Task to carry out> All of the records below should be output exactly.

— START OF Provided material —

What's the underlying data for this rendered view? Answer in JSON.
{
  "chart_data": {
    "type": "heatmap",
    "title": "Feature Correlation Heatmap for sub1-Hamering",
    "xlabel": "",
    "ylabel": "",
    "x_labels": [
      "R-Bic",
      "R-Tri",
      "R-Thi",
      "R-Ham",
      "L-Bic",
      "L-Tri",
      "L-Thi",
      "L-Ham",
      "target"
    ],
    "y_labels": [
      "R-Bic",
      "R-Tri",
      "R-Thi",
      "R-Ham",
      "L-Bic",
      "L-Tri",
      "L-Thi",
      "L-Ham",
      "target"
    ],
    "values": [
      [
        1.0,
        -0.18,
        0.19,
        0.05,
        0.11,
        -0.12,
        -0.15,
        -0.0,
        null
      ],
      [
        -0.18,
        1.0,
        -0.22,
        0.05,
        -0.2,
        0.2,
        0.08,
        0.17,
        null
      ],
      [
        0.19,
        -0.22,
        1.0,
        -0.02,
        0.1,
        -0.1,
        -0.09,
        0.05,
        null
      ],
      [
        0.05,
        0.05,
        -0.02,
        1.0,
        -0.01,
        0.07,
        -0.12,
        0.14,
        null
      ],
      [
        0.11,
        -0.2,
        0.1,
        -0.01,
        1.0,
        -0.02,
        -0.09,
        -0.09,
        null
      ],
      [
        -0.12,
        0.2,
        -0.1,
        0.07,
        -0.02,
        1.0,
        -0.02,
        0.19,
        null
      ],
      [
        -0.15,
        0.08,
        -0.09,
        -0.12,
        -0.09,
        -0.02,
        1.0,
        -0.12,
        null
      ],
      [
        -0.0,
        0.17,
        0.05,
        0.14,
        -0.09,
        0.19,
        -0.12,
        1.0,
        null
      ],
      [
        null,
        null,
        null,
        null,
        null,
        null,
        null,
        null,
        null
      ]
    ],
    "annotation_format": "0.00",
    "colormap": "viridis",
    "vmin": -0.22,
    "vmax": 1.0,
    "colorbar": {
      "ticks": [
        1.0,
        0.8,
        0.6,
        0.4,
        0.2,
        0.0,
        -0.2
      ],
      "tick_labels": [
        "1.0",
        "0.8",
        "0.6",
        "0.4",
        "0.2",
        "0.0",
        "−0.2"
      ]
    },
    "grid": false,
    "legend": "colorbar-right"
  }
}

— END OF Provided material —

Output for this task>
What's the underlying data for this rendered view? Answer in JSON.
{
  "chart_data": {
    "type": "heatmap",
    "title": "Feature Correlation Heatmap for sub1-Hamering",
    "xlabel": "",
    "ylabel": "",
    "x_labels": [
      "R-Bic",
      "R-Tri",
      "R-Thi",
      "R-Ham",
      "L-Bic",
      "L-Tri",
      "L-Thi",
      "L-Ham",
      "target"
    ],
    "y_labels": [
      "R-Bic",
      "R-Tri",
      "R-Thi",
      "R-Ham",
      "L-Bic",
      "L-Tri",
      "L-Thi",
      "L-Ham",
      "target"
    ],
    "values": [
      [
        1.0,
        -0.18,
        0.19,
        0.05,
        0.11,
        -0.12,
        -0.15,
        -0.0,
        null
      ],
      [
        -0.18,
        1.0,
        -0.22,
        0.05,
        -0.2,
        0.2,
        0.08,
        0.17,
        null
      ],
      [
        0.19,
        -0.22,
        1.0,
        -0.02,
        0.1,
        -0.1,
        -0.09,
        0.05,
        null
      ],
      [
        0.05,
        0.05,
        -0.02,
        1.0,
        -0.01,
        0.07,
        -0.12,
        0.14,
        null
      ],
      [
        0.11,
        -0.2,
        0.1,
        -0.01,
        1.0,
        -0.02,
        -0.09,
        -0.09,
        null
      ],
      [
        -0.12,
        0.2,
        -0.1,
        0.07,
        -0.02,
        1.0,
        -0.02,
        0.19,
        null
      ],
      [
        -0.15,
        0.08,
        -0.09,
        -0.12,
        -0.09,
        -0.02,
        1.0,
        -0.12,
        null
      ],
      [
        -0.0,
        0.17,
        0.05,
        0.14,
        -0.09,
        0.19,
        -0.12,
        1.0,
        null
      ],
      [
        null,
        null,
        null,
        null,
        null,
        null,
        null,
        null,
        null
      ]
    ],
    "annotation_format": "0.00",
    "colormap": "viridis",
    "vmin": -0.22,
    "vmax": 1.0,
    "colorbar": {
      "ticks": [
        1.0,
        0.8,
        0.6,
        0.4,
        0.2,
        0.0,
        -0.2
      ],
      "tick_labels": [
        "1.0",
        "0.8",
        "0.6",
        "0.4",
        "0.2",
        "0.0",
        "−0.2"
      ]
    },
    "grid": false,
    "legend": "colorbar-right"
  }
}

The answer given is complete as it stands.